- Direction: Can you pull out each line of the data below that includes the word "from"?

- Records shown:
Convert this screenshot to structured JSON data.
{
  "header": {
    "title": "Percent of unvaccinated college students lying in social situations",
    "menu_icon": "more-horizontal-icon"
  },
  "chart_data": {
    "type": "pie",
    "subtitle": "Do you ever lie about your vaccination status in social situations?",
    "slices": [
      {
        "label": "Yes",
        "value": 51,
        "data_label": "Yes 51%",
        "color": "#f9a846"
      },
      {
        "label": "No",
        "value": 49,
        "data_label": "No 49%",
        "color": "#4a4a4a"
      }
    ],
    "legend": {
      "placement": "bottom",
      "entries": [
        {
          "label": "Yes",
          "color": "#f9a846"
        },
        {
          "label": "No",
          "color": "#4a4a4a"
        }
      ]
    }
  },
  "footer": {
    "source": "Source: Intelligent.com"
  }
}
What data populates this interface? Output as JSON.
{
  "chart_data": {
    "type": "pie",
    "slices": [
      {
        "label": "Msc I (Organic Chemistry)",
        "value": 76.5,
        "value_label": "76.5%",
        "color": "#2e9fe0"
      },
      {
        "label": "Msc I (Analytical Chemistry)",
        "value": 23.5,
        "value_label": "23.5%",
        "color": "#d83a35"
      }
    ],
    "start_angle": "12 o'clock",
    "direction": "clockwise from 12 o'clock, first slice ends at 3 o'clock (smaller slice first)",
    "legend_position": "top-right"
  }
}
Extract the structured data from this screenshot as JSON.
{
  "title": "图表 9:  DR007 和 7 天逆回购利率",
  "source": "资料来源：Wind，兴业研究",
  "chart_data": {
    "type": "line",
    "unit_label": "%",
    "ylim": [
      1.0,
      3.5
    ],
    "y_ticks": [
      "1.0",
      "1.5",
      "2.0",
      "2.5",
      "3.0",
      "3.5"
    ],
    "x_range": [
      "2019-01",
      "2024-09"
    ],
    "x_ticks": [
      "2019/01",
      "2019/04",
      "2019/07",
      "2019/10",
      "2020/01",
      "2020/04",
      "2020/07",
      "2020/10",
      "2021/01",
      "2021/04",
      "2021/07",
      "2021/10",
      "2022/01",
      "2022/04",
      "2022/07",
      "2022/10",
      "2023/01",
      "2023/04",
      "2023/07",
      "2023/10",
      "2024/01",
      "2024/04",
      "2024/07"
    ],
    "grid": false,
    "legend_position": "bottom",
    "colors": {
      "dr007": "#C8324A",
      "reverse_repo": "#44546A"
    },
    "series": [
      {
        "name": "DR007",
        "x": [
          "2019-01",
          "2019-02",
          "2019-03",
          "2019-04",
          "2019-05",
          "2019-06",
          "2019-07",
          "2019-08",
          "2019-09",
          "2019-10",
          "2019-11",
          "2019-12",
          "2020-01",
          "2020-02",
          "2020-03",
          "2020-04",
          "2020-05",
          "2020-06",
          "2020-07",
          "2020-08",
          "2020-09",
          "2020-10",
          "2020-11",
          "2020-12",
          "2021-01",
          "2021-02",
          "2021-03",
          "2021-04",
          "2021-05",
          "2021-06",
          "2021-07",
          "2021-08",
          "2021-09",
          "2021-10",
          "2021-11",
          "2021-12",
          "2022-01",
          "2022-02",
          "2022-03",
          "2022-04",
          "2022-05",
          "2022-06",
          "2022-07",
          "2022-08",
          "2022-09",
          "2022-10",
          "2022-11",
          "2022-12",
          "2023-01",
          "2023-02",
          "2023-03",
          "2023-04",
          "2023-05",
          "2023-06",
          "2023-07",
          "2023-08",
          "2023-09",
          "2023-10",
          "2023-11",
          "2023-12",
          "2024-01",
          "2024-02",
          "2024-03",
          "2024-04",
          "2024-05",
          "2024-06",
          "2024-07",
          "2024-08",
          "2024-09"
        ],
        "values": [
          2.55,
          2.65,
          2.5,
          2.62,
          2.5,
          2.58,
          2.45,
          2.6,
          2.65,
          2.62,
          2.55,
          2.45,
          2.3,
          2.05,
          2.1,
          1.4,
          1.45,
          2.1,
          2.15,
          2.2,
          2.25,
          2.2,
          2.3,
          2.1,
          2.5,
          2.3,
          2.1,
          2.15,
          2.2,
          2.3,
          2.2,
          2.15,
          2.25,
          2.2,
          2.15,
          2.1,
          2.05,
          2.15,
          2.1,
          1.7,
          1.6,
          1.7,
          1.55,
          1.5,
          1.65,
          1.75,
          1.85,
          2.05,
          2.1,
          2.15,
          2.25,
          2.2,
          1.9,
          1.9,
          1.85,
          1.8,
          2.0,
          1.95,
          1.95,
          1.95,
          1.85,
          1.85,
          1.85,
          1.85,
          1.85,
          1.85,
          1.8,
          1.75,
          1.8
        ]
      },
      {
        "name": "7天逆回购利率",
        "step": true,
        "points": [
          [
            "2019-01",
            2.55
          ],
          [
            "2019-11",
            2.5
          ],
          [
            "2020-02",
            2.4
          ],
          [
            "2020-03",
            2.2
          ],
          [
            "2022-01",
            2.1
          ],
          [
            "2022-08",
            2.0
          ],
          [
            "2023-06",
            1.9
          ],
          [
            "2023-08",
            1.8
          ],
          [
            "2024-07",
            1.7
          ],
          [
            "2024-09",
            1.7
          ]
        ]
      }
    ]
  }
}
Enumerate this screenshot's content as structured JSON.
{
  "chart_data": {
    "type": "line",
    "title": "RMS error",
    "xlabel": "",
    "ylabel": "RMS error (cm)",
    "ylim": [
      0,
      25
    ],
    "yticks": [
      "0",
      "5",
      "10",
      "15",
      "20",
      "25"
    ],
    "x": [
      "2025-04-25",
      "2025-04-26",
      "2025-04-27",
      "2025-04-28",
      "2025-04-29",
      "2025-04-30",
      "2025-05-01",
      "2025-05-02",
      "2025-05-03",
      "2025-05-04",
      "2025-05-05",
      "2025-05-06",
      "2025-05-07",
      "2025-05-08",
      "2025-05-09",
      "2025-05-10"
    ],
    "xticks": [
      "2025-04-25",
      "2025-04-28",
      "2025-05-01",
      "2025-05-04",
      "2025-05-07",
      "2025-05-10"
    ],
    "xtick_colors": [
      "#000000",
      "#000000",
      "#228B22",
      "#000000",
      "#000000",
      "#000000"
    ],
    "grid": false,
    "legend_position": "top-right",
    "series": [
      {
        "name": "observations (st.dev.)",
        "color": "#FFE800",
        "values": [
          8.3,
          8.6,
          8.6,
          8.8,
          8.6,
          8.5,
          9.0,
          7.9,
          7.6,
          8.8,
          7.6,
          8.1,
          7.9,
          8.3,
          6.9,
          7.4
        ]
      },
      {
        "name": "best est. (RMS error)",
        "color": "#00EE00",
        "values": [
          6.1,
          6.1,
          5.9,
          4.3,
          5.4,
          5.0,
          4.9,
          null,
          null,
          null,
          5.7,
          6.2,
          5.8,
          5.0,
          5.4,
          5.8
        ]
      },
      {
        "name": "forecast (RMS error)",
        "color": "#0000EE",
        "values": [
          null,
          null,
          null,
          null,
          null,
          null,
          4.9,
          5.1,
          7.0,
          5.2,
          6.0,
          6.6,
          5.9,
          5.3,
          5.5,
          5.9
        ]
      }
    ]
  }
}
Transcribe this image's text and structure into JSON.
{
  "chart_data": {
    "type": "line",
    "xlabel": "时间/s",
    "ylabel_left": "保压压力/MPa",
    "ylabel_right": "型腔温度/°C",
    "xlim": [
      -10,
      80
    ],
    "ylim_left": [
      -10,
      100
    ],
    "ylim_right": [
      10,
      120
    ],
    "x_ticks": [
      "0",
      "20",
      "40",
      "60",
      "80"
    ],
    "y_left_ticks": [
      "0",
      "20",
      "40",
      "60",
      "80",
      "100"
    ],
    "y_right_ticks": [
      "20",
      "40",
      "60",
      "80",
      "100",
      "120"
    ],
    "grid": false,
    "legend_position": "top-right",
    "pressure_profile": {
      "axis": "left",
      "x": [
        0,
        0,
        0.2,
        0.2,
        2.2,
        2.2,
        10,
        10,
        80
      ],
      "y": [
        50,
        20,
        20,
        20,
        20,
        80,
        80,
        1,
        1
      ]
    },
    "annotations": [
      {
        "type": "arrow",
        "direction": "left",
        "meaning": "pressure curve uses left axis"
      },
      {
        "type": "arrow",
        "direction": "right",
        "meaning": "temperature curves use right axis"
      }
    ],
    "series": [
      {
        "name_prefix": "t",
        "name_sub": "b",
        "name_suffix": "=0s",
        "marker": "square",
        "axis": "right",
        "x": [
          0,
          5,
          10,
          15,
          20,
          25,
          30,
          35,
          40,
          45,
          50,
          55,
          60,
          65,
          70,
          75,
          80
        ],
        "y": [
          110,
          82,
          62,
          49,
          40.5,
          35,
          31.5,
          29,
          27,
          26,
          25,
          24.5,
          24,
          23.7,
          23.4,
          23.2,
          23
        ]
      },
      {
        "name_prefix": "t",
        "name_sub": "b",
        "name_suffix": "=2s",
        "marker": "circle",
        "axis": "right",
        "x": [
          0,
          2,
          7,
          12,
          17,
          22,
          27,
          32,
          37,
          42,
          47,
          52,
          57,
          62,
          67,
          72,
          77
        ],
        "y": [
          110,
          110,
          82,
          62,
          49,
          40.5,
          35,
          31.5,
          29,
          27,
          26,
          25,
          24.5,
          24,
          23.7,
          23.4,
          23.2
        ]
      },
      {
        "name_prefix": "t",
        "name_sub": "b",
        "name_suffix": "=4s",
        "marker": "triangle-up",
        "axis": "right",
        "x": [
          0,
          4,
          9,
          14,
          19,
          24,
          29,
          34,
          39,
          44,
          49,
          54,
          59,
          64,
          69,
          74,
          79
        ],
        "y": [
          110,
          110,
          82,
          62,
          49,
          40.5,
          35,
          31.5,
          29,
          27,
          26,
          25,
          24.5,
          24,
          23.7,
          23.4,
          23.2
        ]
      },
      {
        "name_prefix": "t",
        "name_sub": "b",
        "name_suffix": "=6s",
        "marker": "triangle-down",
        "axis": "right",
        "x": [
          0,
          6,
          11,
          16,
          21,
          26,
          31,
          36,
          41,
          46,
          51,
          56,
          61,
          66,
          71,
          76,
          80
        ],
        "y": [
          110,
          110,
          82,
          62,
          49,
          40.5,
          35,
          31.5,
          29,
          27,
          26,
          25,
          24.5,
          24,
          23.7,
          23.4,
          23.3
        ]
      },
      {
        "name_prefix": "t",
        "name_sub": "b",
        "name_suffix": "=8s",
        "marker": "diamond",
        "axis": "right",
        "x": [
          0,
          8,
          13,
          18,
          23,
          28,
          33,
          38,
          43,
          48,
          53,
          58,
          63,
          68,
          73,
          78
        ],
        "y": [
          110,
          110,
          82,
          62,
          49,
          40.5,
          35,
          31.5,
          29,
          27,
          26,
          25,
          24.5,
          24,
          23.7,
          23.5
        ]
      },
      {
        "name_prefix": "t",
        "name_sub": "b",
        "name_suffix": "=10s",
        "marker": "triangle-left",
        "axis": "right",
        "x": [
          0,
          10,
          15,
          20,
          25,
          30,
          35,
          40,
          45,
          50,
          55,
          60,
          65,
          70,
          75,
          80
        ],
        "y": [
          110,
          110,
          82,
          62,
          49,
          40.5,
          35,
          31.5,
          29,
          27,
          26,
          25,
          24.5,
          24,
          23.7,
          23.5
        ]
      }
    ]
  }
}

- Reply:
    "direction": "clockwise from 12 o'clock, first slice ends at 3 o'clock (smaller slice first)",
Extract the structured data from this screenshot as JSON.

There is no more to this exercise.